Input records:
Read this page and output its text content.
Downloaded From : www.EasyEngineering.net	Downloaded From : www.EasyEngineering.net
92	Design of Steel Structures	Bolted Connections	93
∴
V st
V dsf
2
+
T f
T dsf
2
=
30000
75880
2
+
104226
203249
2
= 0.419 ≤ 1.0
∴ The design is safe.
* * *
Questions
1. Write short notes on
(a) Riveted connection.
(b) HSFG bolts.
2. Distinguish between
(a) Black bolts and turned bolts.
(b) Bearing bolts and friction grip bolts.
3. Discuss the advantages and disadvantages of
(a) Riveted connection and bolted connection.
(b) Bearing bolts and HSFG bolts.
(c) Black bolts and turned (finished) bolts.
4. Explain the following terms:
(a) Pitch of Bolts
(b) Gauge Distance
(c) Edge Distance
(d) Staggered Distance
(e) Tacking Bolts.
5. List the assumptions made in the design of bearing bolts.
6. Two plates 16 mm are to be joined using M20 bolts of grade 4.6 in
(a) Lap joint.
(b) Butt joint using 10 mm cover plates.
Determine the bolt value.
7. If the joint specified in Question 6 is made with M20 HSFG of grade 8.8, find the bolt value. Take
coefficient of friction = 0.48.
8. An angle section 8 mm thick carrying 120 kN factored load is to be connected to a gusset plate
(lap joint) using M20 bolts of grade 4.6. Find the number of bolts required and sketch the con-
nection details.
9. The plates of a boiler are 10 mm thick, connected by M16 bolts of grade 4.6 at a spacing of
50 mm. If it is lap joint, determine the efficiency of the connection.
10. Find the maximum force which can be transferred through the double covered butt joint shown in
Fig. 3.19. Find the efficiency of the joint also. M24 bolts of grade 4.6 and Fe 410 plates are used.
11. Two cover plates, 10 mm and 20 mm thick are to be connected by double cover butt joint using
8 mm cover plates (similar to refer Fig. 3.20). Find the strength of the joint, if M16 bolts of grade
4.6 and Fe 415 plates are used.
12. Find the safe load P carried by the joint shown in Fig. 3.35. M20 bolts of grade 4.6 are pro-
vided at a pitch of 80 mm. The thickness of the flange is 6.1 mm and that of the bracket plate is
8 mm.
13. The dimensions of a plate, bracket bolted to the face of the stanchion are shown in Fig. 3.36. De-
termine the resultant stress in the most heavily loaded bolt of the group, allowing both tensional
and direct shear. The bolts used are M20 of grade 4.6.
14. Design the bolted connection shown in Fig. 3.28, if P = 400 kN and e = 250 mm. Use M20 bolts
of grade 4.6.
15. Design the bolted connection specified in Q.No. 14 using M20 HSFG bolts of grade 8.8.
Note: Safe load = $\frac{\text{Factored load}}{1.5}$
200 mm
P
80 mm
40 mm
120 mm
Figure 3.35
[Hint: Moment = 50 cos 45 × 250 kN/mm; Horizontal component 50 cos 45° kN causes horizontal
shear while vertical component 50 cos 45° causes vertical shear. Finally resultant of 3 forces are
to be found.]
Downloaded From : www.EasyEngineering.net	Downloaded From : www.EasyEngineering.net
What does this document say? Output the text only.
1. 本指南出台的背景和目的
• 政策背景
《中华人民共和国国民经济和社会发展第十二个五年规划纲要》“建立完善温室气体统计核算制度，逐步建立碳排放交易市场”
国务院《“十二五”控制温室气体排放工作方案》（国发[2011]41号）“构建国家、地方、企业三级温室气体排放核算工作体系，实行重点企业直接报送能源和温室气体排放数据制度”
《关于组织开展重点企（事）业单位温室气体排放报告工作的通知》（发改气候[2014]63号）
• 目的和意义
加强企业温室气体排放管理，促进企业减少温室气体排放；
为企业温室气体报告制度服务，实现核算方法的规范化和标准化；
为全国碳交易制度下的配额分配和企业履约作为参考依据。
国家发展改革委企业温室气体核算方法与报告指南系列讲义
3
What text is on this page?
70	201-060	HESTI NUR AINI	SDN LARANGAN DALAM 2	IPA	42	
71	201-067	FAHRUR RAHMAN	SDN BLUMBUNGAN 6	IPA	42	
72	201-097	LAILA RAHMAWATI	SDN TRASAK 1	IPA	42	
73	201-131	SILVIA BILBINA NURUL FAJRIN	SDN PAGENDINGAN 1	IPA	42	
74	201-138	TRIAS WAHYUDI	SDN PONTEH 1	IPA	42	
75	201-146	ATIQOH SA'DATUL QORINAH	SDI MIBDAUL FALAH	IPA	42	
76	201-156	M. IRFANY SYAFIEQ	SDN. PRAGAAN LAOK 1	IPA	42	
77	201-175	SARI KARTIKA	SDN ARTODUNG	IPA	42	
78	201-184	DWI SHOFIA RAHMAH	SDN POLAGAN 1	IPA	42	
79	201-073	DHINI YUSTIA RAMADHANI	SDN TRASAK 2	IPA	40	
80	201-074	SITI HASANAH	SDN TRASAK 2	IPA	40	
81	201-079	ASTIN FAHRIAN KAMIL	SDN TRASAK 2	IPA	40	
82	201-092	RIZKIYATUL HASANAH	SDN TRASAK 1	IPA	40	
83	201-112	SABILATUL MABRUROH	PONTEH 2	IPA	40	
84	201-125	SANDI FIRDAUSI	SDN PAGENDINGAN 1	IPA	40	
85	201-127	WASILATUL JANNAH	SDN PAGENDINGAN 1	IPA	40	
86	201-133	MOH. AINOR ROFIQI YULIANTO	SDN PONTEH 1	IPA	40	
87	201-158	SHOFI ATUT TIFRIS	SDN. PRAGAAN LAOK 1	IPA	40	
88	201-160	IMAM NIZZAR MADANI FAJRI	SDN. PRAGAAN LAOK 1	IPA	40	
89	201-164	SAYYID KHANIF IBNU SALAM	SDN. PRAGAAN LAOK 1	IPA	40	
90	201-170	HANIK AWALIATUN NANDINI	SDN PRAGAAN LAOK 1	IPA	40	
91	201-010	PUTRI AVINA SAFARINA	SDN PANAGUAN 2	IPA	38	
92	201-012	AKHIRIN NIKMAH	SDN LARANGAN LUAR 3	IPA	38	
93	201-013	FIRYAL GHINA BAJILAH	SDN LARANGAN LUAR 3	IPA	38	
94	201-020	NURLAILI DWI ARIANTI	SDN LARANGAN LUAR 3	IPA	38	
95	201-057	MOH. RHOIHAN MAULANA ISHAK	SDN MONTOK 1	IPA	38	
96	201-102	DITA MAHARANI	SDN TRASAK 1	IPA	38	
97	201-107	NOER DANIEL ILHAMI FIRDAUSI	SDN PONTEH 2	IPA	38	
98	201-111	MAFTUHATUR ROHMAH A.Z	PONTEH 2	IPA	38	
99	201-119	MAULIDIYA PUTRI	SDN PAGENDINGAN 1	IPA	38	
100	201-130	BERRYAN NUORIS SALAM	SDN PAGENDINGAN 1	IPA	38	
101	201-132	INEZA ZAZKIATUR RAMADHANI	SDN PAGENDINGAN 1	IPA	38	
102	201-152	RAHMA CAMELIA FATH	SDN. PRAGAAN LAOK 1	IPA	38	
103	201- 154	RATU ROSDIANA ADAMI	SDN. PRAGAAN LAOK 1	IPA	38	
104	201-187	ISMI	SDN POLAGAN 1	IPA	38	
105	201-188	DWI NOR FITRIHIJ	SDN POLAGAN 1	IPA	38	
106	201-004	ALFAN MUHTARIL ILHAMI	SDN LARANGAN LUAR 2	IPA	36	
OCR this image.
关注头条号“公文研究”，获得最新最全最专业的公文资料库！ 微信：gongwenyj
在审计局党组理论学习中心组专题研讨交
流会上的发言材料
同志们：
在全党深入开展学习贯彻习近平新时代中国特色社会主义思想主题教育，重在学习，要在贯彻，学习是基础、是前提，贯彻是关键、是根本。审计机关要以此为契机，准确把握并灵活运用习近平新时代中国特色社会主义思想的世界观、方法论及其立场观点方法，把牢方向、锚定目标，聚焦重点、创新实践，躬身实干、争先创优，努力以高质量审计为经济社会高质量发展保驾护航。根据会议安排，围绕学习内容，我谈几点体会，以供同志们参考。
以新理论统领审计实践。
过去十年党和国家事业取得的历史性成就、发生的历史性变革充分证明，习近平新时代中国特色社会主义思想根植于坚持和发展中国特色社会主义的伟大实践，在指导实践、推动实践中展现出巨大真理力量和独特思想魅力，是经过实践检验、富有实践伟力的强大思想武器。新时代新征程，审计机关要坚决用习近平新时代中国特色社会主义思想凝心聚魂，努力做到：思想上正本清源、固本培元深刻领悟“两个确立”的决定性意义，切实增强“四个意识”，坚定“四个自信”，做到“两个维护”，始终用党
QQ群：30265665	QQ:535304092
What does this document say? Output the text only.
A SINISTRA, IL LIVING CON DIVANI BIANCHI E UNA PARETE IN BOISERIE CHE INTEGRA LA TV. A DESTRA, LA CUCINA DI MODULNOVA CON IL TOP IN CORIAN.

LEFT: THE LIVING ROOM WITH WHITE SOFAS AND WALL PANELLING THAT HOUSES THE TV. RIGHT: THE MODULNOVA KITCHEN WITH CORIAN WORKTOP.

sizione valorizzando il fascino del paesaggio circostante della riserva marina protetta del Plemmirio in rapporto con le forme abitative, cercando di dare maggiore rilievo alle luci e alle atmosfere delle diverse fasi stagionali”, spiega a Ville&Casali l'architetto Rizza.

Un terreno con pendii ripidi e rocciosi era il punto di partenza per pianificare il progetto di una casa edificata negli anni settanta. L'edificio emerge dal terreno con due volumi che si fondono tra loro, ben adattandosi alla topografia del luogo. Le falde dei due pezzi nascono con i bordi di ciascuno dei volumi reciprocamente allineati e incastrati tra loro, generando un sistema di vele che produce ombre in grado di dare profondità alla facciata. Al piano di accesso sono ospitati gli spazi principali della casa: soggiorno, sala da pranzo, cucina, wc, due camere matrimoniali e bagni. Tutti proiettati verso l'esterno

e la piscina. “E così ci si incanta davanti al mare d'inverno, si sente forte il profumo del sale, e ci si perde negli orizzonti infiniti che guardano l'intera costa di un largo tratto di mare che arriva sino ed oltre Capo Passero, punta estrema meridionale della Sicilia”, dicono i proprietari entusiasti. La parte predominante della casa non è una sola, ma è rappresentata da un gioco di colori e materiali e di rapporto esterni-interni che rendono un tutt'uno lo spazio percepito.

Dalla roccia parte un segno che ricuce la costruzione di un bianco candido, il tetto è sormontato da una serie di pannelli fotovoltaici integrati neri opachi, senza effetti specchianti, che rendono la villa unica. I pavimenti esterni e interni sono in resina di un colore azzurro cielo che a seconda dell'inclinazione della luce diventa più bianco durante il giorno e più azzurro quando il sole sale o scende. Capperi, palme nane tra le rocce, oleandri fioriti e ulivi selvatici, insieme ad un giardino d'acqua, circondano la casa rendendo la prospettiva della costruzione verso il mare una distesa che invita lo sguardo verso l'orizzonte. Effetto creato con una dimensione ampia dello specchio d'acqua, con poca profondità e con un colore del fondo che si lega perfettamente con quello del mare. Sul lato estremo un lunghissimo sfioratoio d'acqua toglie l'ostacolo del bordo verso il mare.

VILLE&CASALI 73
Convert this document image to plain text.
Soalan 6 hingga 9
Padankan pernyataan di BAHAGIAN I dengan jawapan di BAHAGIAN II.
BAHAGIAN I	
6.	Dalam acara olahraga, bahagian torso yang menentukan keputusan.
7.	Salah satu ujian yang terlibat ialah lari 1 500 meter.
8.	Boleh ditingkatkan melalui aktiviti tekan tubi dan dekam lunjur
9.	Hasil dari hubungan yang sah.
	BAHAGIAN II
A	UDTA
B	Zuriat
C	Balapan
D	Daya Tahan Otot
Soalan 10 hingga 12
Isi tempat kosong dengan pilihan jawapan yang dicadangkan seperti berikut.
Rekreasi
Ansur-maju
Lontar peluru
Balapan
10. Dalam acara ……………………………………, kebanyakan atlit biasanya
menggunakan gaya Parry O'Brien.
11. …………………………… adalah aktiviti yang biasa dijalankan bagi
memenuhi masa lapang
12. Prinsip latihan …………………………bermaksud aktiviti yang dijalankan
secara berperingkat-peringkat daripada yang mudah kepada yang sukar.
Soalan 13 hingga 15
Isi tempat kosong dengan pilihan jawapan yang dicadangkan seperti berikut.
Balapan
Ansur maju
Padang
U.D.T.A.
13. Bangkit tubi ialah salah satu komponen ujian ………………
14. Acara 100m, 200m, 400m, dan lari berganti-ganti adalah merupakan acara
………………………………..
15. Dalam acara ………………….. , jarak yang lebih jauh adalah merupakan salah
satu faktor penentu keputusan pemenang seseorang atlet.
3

Short task: Look for the word "bracket" and return every line where it occurs.

Answer to this exercise:
vided at a pitch of 80 mm. The thickness of the flange is 6.1 mm and that of the bracket plate is
13. The dimensions of a plate, bracket bolted to the face of the stanchion are shown in Fig. 3.36. De-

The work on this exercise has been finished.